(Saved data entries)
......
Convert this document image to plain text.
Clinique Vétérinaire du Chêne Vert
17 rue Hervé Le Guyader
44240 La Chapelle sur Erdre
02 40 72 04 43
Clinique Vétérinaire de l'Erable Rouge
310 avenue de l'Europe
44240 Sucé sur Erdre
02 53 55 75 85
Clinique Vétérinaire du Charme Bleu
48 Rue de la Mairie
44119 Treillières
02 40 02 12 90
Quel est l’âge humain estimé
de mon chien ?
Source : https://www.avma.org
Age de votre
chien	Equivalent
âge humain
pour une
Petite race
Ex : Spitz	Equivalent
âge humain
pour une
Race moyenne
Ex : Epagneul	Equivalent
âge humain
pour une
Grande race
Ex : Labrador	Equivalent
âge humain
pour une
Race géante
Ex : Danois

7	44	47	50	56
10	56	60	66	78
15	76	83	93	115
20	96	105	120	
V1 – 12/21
......
> **Aim**
Output the listing above without altering a single character.

> **Exercise answer**
Convert this document image to plain text.
Clinique Vétérinaire du Chêne Vert
17 rue Hervé Le Guyader
44240 La Chapelle sur Erdre
02 40 72 04 43
Clinique Vétérinaire de l'Erable Rouge
310 avenue de l'Europe
44240 Sucé sur Erdre
02 53 55 75 85
Clinique Vétérinaire du Charme Bleu
48 Rue de la Mairie
44119 Treillières
02 40 02 12 90
Quel est l’âge humain estimé
de mon chien ?
Source : https://www.avma.org
Age de votre
chien	Equivalent
âge humain
pour une
Petite race
Ex : Spitz	Equivalent
âge humain
pour une
Race moyenne
Ex : Epagneul	Equivalent
âge humain
pour une
Grande race
Ex : Labrador	Equivalent
âge humain
pour une
Race géante
Ex : Danois

7	44	47	50	56
10	56	60	66	78
15	76	83	93	115
20	96	105	120	
V1 – 12/21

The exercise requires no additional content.